# Questões propostas
a) Responda, com base no texto sobre os ataques no Caribe:
(i) Qual é o número mínimo de vítimas da ofensiva iniciada em setembro?
(ii) Segundo o Comando Sul, quantas pessoas a bordo da primeira embarcação foram abatidas na terça-feira?
(iii) Quantas pessoas morreram nos ataques realizados na quarta-feira?
b) Transcreva do texto sobre os ataques no Caribe o trecho que vai de "O ano terminou" até "e da Colômbia.".

# Texto para leitura
↓↓↓

O ano terminou com mais oito mortes em ataques da força aeronaval dos Estados Unidos contra três embarcações suspeitas de serem utilizadas pelo narcotráfico em águas internacionais do Mar do Caribe. Os novos episódios elevam para ao menos 115 o número de vítimas da ofensiva ordenada em setembro pelo presidente Donald Trump, sob o lema de impedir a entrada de drogas enviadas para o país do litoral sul-americano — em especial, da Venezuela e da Colômbia.
O Comando Sul dos EUA (Southcom), responsável pelas Américas Central e do Sul, anunciou duas rodadas de ataques realizados nos últimos dois dias de 2025. Na terça-feira, "três embarcações do narcotráfico viajavam em comboio" quando foram atacadas em "águas internacionais", afirmaram os militares em um comunicado no X. "Três narcoterroristas a bordo da primeira embarcação foram abatidos no enfrentamento. Os restantes abandonaram as outras duas embarcações, saltando pela borda e se afastando", complementa o texto.
Um vídeo anexo mostrava três botes navegando próximos. Em seguida, uma série de explosões os atingiram. Como nas dezenas de ataques, SouthCom não apresentou provas de que se tratava de narcotraficantes. A localização exata dos ataques não foi informada de imediato. O Exército relatou que havia notificado a Guarda Costeira para "acionar o sistema de busca e resgate", sem oferecer mais detalhes sobre o destino dos que estavam a bordo dos outros botes. Um segundo comunicado informou sobre ataques contra outras duas embarcações, realizados na quarta-feira, nos quais cinco pessoas morreram. Novamente, não estava claro onde ocorreram os ataques.

↑↑↑

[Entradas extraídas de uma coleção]
↓↓↓

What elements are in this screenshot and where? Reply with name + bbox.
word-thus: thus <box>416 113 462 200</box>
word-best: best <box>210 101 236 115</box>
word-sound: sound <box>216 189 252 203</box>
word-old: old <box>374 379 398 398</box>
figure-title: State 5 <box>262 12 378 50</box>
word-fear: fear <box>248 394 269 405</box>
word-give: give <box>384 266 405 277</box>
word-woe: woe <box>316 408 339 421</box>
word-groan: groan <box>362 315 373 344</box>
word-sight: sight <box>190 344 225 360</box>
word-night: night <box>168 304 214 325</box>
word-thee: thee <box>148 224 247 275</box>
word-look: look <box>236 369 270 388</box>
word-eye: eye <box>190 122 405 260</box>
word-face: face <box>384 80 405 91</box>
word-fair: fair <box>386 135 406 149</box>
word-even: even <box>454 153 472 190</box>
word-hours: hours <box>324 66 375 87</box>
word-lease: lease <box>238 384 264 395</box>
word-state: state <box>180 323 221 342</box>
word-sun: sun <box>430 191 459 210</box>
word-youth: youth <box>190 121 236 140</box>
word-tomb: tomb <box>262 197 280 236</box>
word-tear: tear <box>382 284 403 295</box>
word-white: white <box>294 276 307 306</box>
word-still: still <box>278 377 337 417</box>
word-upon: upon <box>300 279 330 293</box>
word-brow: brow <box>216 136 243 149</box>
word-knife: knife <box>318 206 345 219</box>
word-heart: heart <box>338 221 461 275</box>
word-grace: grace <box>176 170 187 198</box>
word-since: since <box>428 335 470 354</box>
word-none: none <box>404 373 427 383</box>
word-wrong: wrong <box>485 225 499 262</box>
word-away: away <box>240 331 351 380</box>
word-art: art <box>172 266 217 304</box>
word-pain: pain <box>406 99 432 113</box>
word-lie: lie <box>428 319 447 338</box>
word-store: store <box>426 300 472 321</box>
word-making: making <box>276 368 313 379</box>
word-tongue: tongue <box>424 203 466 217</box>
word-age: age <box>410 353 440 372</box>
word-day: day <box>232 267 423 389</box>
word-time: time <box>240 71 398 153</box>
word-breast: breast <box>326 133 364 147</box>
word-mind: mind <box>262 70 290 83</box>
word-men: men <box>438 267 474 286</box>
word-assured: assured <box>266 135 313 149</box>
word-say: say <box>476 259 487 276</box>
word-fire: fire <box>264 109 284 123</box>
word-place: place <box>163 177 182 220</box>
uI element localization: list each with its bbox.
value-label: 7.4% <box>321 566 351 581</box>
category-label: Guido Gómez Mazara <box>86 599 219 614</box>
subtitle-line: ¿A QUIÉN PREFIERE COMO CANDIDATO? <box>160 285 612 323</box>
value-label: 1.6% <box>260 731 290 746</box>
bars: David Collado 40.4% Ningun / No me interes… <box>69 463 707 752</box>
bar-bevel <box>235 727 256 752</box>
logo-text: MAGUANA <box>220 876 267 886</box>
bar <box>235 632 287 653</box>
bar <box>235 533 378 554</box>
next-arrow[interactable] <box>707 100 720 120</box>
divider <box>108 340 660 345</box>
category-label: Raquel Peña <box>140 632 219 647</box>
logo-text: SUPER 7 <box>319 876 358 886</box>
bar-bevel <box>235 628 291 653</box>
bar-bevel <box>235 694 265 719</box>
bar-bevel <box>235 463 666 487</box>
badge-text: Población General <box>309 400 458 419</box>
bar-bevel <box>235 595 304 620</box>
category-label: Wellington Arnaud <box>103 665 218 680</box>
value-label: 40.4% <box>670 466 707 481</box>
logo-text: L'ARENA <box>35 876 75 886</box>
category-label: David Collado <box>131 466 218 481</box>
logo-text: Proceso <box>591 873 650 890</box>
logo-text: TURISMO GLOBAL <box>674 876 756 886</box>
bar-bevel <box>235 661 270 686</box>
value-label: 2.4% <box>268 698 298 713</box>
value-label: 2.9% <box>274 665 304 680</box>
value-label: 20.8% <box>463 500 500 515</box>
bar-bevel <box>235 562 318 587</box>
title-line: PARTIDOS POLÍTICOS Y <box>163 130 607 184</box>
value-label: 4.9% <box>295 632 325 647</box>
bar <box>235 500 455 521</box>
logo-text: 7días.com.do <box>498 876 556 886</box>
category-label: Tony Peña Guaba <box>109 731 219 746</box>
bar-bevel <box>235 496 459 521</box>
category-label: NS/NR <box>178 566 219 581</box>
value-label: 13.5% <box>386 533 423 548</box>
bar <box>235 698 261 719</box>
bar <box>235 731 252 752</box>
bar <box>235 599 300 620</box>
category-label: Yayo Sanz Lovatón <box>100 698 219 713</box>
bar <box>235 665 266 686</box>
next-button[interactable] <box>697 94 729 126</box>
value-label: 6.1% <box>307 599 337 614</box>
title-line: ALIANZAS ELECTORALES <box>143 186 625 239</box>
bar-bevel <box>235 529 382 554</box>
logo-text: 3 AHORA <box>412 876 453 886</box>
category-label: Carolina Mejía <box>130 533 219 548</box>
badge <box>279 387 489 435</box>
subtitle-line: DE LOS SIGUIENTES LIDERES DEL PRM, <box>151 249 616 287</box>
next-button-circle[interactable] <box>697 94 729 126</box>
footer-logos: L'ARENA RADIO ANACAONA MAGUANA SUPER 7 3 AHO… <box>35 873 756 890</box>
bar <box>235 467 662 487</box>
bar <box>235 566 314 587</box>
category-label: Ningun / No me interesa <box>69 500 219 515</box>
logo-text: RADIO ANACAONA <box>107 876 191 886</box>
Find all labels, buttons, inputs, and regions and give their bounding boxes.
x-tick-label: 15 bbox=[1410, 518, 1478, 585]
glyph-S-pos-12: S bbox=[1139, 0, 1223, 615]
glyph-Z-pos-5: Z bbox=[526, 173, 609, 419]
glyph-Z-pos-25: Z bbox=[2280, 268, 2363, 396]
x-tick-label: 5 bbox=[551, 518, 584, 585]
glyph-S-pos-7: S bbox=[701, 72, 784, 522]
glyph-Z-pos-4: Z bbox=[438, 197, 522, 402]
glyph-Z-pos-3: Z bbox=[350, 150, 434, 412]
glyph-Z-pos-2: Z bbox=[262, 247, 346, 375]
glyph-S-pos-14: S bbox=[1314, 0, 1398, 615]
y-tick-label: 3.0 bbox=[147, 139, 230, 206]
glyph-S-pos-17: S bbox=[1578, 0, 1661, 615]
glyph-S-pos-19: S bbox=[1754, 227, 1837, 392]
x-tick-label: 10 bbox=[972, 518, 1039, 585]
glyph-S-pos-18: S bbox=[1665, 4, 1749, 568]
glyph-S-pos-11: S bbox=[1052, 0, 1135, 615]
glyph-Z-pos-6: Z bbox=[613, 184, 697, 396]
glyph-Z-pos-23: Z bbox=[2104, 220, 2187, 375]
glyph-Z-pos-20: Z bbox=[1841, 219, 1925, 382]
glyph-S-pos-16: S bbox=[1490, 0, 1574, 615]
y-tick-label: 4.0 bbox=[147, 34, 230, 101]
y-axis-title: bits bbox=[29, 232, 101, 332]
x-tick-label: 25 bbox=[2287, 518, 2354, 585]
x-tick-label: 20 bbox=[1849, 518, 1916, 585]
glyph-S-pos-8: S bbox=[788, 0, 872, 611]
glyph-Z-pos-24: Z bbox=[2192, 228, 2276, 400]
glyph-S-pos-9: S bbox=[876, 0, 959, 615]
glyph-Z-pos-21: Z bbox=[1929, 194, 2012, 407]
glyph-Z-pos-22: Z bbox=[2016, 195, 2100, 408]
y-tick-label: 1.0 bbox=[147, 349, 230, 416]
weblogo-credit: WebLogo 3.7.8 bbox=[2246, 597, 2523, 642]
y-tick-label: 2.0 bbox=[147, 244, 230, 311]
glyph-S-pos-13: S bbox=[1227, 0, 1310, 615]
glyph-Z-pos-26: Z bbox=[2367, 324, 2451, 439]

↑↑↑

# Respostas a seguir
a)
(i) Ao menos 115.
(ii) Três.
(iii) Cinco.

b)
O ano terminou com mais oito mortes em ataques da força aeronaval dos Estados Unidos contra três embarcações suspeitas de serem utilizadas pelo narcotráfico em águas internacionais do Mar do Caribe. Os novos episódios elevam para ao menos 115 o número de vítimas da ofensiva ordenada em setembro pelo presidente Donald Trump, sob o lema de impedir a entrada de drogas enviadas para o país do litoral sul-americano — em especial, da Venezuela e da Colômbia.